出典抜粋
結局のところそれは単なるラベルの違いに過ぎず、どちらであろうとさして重要なことではないのでしょうね。
「ブルーピリオド」矢口八虎の名言・名シーン
それでは最後に矢口八虎の作中での名言・名シーンをいくつか紹介してシメとさせていただきます。
「これは俺の感動じゃない」
サッカーの試合で仲間と盛り上がりながら、どこか冷めた感情を持つ八虎の言葉。
彼が絵を描き始める前に抱いていた葛藤です。
「だったら」
「天才と見分けがつかなく」
「なるまでやればいい」
予備校で世田介という天才と出会い、それでも闘志を失うことなく食らいつこうと決意した八虎。
他の人間は無意識に世田介を自分と切り離して賞賛していましたが、八虎だけが悔しいと思い、戦う意思を持ち続けていました。
「ひれ伏させたい」
「俺の絵で」
「全員殺す」
「そのためなら」
「なんでもする」

実施課題
a) 出典抜粋にある一文「彼が絵を描き始める前に抱いていた葛藤です。」を英語に翻訳してください。
b) 矢口八虎の名言を紹介した出典抜粋によると、八虎が予備校で出会った天才は誰ですか。
c) 矢口八虎の名言・名シーンを紹介する上の文章を、最後の「なんでもする」の直後から書き継いでください。

データセット
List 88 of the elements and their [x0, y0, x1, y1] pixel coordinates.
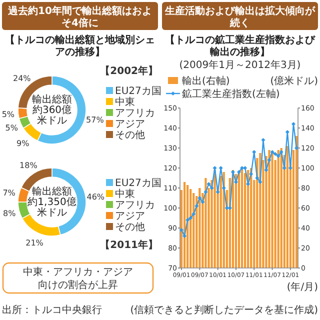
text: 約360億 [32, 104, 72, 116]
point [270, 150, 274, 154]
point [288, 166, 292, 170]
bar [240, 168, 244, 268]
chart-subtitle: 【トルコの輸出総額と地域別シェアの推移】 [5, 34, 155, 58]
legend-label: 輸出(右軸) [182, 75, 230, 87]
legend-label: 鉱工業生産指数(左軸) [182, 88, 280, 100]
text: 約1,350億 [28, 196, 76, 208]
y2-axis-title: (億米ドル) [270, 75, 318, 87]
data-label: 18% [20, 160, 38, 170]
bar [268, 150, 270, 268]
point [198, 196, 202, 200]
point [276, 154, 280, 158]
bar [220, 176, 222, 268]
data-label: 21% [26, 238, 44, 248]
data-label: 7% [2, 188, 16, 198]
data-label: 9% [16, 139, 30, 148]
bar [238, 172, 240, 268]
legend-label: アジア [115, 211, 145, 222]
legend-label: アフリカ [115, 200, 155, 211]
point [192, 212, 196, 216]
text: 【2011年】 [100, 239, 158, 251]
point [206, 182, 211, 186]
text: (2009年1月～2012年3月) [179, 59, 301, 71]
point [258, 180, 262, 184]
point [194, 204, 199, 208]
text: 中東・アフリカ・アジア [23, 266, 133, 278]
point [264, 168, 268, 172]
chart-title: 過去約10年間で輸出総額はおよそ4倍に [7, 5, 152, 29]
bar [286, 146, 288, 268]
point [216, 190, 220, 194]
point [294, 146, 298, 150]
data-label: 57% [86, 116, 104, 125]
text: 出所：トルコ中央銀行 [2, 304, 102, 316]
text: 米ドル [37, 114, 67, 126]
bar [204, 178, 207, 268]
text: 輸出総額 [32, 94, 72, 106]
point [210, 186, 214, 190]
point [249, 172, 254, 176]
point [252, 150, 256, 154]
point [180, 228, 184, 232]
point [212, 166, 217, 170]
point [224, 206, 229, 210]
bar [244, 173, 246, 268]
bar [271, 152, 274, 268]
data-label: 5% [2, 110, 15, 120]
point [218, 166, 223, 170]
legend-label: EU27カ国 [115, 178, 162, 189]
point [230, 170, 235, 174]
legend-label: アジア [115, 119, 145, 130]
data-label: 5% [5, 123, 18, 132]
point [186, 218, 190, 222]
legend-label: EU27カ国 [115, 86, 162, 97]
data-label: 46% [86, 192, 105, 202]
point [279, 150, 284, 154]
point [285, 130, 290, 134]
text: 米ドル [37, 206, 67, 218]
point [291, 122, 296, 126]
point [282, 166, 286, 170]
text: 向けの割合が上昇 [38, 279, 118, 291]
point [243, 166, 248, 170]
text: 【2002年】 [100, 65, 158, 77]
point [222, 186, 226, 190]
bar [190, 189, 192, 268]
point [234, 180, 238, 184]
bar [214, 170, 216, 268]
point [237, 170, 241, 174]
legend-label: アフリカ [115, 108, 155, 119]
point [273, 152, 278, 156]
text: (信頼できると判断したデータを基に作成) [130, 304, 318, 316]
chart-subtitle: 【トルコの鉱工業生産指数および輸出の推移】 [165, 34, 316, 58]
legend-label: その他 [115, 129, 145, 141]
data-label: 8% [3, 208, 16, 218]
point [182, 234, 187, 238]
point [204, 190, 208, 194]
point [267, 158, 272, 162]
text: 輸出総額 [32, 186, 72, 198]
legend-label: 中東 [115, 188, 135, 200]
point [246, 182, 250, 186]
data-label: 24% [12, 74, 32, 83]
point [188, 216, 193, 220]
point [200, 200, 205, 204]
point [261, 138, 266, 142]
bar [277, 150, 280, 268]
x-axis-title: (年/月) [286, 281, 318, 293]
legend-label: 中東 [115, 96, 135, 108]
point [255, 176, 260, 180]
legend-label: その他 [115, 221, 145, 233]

---

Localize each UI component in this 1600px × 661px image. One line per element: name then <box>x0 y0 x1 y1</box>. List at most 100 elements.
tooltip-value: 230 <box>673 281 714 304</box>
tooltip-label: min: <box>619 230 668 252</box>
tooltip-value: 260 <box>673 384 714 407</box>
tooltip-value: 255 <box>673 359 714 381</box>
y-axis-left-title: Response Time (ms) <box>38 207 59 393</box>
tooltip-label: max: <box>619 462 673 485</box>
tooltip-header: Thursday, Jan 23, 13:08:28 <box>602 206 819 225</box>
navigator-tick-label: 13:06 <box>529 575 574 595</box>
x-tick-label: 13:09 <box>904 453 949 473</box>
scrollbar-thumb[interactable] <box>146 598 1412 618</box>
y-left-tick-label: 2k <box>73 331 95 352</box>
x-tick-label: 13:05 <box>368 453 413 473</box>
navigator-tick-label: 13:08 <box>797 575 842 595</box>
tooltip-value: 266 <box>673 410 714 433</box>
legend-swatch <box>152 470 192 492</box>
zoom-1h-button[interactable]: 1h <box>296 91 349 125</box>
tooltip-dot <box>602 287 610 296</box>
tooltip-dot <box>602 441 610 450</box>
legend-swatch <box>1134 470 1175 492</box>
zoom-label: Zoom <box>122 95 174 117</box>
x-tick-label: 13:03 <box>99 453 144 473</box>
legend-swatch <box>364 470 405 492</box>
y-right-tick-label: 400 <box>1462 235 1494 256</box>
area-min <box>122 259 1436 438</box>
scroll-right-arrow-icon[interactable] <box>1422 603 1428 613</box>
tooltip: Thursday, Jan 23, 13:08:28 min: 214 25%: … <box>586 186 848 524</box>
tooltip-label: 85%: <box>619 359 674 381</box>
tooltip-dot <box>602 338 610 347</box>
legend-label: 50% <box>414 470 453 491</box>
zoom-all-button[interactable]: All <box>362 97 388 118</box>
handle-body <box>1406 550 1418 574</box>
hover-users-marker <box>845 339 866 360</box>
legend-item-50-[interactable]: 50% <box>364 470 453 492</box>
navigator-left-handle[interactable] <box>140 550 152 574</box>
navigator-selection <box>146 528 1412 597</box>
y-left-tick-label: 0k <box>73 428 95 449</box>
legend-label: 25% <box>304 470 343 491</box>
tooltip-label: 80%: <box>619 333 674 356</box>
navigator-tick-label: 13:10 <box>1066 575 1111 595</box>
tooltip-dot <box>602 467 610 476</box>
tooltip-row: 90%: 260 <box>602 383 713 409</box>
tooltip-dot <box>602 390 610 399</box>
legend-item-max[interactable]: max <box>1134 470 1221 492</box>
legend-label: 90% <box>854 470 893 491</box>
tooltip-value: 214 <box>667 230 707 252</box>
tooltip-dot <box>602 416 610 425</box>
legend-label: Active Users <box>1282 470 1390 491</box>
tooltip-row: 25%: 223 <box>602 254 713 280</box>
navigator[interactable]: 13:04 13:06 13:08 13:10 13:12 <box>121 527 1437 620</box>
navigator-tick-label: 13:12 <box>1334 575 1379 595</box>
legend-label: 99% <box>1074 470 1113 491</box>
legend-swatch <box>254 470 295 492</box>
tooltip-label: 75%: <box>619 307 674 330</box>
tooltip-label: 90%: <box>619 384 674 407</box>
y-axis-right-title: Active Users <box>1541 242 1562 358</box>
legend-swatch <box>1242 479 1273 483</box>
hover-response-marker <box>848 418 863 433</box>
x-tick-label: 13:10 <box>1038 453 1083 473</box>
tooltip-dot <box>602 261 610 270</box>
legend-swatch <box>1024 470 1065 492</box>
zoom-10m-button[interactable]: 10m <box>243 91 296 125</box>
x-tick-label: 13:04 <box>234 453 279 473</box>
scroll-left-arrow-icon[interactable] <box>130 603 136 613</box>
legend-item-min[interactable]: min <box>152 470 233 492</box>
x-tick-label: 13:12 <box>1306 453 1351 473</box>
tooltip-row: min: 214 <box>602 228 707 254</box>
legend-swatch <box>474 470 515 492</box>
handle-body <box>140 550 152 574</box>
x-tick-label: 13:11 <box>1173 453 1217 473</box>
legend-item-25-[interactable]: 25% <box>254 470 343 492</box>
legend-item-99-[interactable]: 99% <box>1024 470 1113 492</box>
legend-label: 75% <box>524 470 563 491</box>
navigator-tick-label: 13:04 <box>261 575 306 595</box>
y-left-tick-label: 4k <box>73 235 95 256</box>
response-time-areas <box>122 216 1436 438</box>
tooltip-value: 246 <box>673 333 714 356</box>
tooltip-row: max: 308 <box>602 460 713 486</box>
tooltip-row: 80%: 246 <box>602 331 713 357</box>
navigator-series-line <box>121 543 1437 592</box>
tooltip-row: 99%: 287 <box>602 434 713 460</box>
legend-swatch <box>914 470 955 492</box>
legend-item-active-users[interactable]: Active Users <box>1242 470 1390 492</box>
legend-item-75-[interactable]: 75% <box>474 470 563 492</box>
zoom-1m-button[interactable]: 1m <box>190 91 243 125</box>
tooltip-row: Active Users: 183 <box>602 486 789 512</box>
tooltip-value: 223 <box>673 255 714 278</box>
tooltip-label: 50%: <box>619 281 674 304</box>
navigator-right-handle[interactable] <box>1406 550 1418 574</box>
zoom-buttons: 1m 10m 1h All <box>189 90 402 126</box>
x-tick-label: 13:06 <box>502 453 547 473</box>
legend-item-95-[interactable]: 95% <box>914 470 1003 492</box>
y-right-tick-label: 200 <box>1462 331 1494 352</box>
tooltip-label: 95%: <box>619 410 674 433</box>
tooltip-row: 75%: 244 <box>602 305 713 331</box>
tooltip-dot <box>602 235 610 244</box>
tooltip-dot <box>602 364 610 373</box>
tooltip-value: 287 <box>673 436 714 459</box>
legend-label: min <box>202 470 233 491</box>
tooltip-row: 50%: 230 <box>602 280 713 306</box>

...

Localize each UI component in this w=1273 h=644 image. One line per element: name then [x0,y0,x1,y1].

回答
a) This is the conflict he held before he began to paint.

b) 世田介です。

c)
世田介に自分のような人間が絵を描くことを否定され、ショックを受けて泣きながら絵を描き続ける八虎。
この悔しさこそが、彼が藝大を受験する上で強い原動力となりました。
「好きなことをやるって」
「いつでも楽しいって」
「意味じゃないよ」
それでも上手くいかないことも多く、悔しさと苦しさに打ちのめされる夜。
周りは「好きなことやってるんだから」と安易に思ってしまいますが、楽しいだけのことなんてありませんよね。
そして迎えた藝大受験当日。
「同時に存在するんだよ」
「絶対受かりたいって」
「気持ちとさ」
「全員倒したいって」
「気持ちとさ」
「合格なんてどうでもいいから」
「この絵を描かせてくださいって」
「気持ちが」
「この世界の誰より」
「俺は」
「俺の絵に期待してる」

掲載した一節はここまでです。